(Saved entries)

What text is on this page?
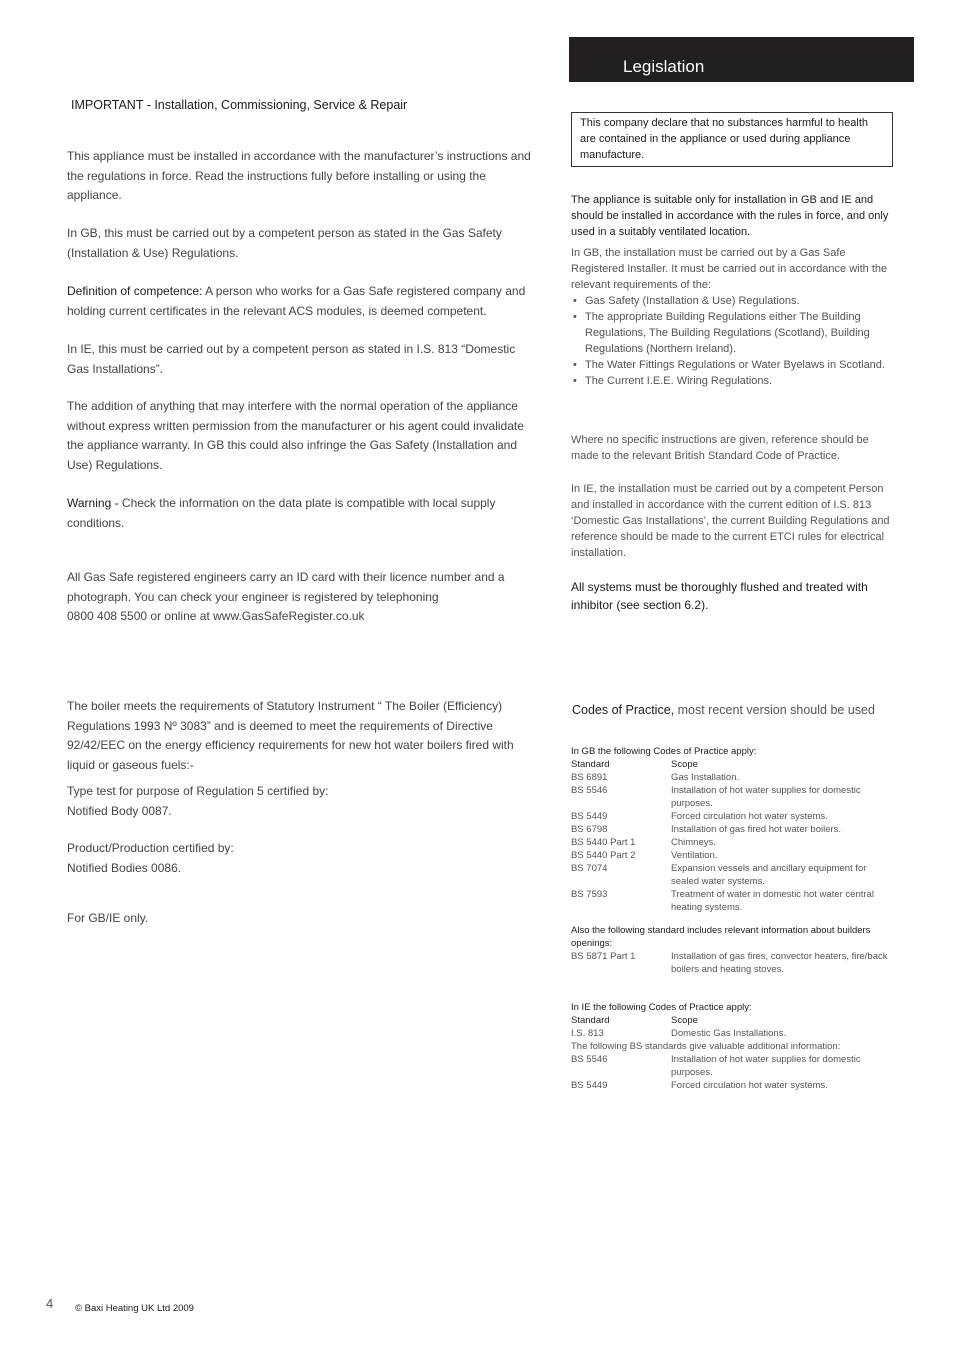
Legislation
IMPORTANT - Installation, Commissioning, Service & Repair

This appliance must be installed in accordance with the manufacturer’s instructions and the regulations in force. Read the instructions fully before installing or using the appliance.

In GB, this must be carried out by a competent person as stated in the Gas Safety (Installation & Use) Regulations.

Definition of competence: A person who works for a Gas Safe registered company and holding current certificates in the relevant ACS modules, is deemed competent.

In IE, this must be carried out by a competent person as stated in I.S. 813 “Domestic Gas Installations”.

The addition of anything that may interfere with the normal operation of the appliance without express written permission from the manufacturer or his agent could invalidate the appliance warranty. In GB this could also infringe the Gas Safety (Installation and Use) Regulations.

Warning - Check the information on the data plate is compatible with local supply conditions.

All Gas Safe registered engineers carry an ID card with their licence number and a photograph. You can check your engineer is registered by telephoning

0800 408 5500 or online at www.GasSafeRegister.co.uk

The boiler meets the requirements of Statutory Instrument “ The Boiler (Efficiency) Regulations 1993 Nº 3083” and is deemed to meet the requirements of Directive 92/42/EEC on the energy efficiency requirements for new hot water boilers fired with liquid or gaseous fuels:-

Type test for purpose of Regulation 5 certified by:

Notified Body 0087.

Product/Production certified by:

Notified Bodies 0086.

For GB/IE only.

This company declare that no substances harmful to health are contained in the appliance or used during appliance manufacture.

The appliance is suitable only for installation in GB and IE and should be installed in accordance with the rules in force, and only used in a suitably ventilated location.

In GB, the installation must be carried out by a Gas Safe Registered Installer. It must be carried out in accordance with the relevant requirements of the:

• Gas Safety (Installation & Use) Regulations.
• The appropriate Building Regulations either The Building Regulations, The Building Regulations (Scotland), Building Regulations (Northern Ireland).
• The Water Fittings Regulations or Water Byelaws in Scotland.
• The Current I.E.E. Wiring Regulations.

Where no specific instructions are given, reference should be made to the relevant British Standard Code of Practice.

In IE, the installation must be carried out by a competent Person and installed in accordance with the current edition of I.S. 813 ‘Domestic Gas Installations’, the current Building Regulations and reference should be made to the current ETCI rules for electrical installation.

All systems must be thoroughly flushed and treated with inhibitor (see section 6.2).

Codes of Practice, most recent version should be used
In GB the following Codes of Practice apply:
Standard	Scope
BS 6891	Gas Installation.
BS 5546	Installation of hot water supplies for domestic purposes.
BS 5449	Forced circulation hot water systems.
BS 6798	Installation of gas fired hot water boilers.
BS 5440 Part 1	Chimneys.
BS 5440 Part 2	Ventilation.
BS 7074	Expansion vessels and ancillary equipment for sealed water systems.
BS 7593	Treatment of water in domestic hot water central heating systems.
Also the following standard includes relevant information about builders openings:
BS 5871 Part 1	Installation of gas fires, convector heaters, fire/back boilers and heating stoves.
In IE the following Codes of Practice apply:
Standard	Scope
I.S. 813	Domestic Gas Installations.
The following BS standards give valuable additional information:
BS 5546	Installation of hot water supplies for domestic purposes.
BS 5449	Forced circulation hot water systems.
4 © Baxi Heating UK Ltd 2009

▶ [SET EXERCISE] Output all the records, word for word, with no pictures in the copy.

▶ [RESPONSE BELOW]
What text is on this page?
Legislation
IMPORTANT - Installation, Commissioning, Service & Repair

This appliance must be installed in accordance with the manufacturer’s instructions and the regulations in force. Read the instructions fully before installing or using the appliance.

In GB, this must be carried out by a competent person as stated in the Gas Safety (Installation & Use) Regulations.

Definition of competence: A person who works for a Gas Safe registered company and holding current certificates in the relevant ACS modules, is deemed competent.

In IE, this must be carried out by a competent person as stated in I.S. 813 “Domestic Gas Installations”.

The addition of anything that may interfere with the normal operation of the appliance without express written permission from the manufacturer or his agent could invalidate the appliance warranty. In GB this could also infringe the Gas Safety (Installation and Use) Regulations.

Warning - Check the information on the data plate is compatible with local supply conditions.

All Gas Safe registered engineers carry an ID card with their licence number and a photograph. You can check your engineer is registered by telephoning

0800 408 5500 or online at www.GasSafeRegister.co.uk

The boiler meets the requirements of Statutory Instrument “ The Boiler (Efficiency) Regulations 1993 Nº 3083” and is deemed to meet the requirements of Directive 92/42/EEC on the energy efficiency requirements for new hot water boilers fired with liquid or gaseous fuels:-

Type test for purpose of Regulation 5 certified by:

Notified Body 0087.

Product/Production certified by:

Notified Bodies 0086.

For GB/IE only.

This company declare that no substances harmful to health are contained in the appliance or used during appliance manufacture.

The appliance is suitable only for installation in GB and IE and should be installed in accordance with the rules in force, and only used in a suitably ventilated location.

In GB, the installation must be carried out by a Gas Safe Registered Installer. It must be carried out in accordance with the relevant requirements of the:

• Gas Safety (Installation & Use) Regulations.
• The appropriate Building Regulations either The Building Regulations, The Building Regulations (Scotland), Building Regulations (Northern Ireland).
• The Water Fittings Regulations or Water Byelaws in Scotland.
• The Current I.E.E. Wiring Regulations.

Where no specific instructions are given, reference should be made to the relevant British Standard Code of Practice.

In IE, the installation must be carried out by a competent Person and installed in accordance with the current edition of I.S. 813 ‘Domestic Gas Installations’, the current Building Regulations and reference should be made to the current ETCI rules for electrical installation.

All systems must be thoroughly flushed and treated with inhibitor (see section 6.2).

Codes of Practice, most recent version should be used
In GB the following Codes of Practice apply:
Standard	Scope
BS 6891	Gas Installation.
BS 5546	Installation of hot water supplies for domestic purposes.
BS 5449	Forced circulation hot water systems.
BS 6798	Installation of gas fired hot water boilers.
BS 5440 Part 1	Chimneys.
BS 5440 Part 2	Ventilation.
BS 7074	Expansion vessels and ancillary equipment for sealed water systems.
BS 7593	Treatment of water in domestic hot water central heating systems.
Also the following standard includes relevant information about builders openings:
BS 5871 Part 1	Installation of gas fires, convector heaters, fire/back boilers and heating stoves.
In IE the following Codes of Practice apply:
Standard	Scope
I.S. 813	Domestic Gas Installations.
The following BS standards give valuable additional information:
BS 5546	Installation of hot water supplies for domestic purposes.
BS 5449	Forced circulation hot water systems.
4 © Baxi Heating UK Ltd 2009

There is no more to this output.